▶ Instructions for the task
Scan the lines below; pull out those with "faire".

Collected data entries

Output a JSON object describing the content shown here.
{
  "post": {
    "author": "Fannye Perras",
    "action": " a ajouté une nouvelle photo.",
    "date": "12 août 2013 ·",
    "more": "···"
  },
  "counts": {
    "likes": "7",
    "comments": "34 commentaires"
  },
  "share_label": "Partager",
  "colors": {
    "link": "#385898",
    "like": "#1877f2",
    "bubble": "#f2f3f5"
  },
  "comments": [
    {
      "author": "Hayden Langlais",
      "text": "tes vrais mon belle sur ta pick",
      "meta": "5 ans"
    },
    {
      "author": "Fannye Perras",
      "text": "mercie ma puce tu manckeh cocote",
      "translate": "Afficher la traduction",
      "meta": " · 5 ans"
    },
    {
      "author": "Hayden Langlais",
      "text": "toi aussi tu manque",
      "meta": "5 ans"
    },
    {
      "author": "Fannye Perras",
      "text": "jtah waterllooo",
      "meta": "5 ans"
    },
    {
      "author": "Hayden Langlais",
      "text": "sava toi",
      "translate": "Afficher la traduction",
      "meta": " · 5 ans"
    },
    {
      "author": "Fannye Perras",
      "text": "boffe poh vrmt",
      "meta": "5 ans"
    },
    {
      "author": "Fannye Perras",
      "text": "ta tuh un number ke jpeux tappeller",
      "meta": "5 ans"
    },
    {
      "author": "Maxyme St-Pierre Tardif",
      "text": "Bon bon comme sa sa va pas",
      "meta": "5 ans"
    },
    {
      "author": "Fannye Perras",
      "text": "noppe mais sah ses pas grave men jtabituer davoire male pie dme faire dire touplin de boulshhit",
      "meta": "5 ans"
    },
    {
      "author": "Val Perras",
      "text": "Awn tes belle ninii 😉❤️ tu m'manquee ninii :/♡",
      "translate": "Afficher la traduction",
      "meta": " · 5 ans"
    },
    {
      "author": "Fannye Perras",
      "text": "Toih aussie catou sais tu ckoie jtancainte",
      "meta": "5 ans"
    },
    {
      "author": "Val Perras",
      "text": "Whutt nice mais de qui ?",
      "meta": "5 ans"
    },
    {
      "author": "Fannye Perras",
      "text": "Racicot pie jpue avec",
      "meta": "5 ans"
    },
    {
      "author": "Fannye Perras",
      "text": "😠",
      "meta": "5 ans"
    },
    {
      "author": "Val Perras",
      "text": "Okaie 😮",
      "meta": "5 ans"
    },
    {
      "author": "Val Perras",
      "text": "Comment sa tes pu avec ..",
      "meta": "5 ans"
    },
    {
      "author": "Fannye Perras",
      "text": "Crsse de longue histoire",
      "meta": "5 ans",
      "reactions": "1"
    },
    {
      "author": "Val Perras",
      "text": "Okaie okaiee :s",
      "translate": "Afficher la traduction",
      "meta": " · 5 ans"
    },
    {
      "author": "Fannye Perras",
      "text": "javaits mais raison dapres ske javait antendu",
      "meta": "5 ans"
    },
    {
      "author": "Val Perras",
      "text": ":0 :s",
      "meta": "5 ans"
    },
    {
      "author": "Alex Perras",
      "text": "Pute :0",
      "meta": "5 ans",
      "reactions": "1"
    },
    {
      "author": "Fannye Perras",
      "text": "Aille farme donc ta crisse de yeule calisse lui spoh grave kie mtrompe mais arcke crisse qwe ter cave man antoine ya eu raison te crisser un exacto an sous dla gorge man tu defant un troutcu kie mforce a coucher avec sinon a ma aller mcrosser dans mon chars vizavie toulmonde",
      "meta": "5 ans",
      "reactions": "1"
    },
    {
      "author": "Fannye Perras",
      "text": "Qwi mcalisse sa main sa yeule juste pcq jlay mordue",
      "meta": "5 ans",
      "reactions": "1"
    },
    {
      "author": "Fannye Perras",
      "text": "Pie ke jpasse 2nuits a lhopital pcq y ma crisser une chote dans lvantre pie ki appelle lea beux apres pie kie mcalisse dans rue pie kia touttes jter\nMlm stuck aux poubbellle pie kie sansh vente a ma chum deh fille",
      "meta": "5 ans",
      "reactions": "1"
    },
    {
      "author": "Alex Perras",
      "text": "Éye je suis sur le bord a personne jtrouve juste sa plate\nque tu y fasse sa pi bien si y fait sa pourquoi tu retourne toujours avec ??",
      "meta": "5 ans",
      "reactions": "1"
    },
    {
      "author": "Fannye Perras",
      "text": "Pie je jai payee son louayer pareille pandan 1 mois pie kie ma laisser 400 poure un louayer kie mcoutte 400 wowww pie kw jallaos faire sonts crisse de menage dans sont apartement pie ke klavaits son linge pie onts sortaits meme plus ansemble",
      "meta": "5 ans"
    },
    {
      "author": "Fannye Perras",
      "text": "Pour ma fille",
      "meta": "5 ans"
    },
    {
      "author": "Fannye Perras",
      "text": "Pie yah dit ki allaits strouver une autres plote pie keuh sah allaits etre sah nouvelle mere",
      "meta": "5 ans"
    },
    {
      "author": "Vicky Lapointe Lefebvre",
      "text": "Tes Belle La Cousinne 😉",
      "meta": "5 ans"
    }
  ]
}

▶ The solution
      "text": "noppe mais sah ses pas grave men jtabituer davoire male pie dme faire dire touplin de boulshhit",
      "text": "Pie je jai payee son louayer pareille pandan 1 mois pie kie ma laisser 400 poure un louayer kie mcoutte 400 wowww pie kw jallaos faire sonts crisse de menage dans sont apartement pie ke klavaits son linge pie onts sortaits meme plus ansemble",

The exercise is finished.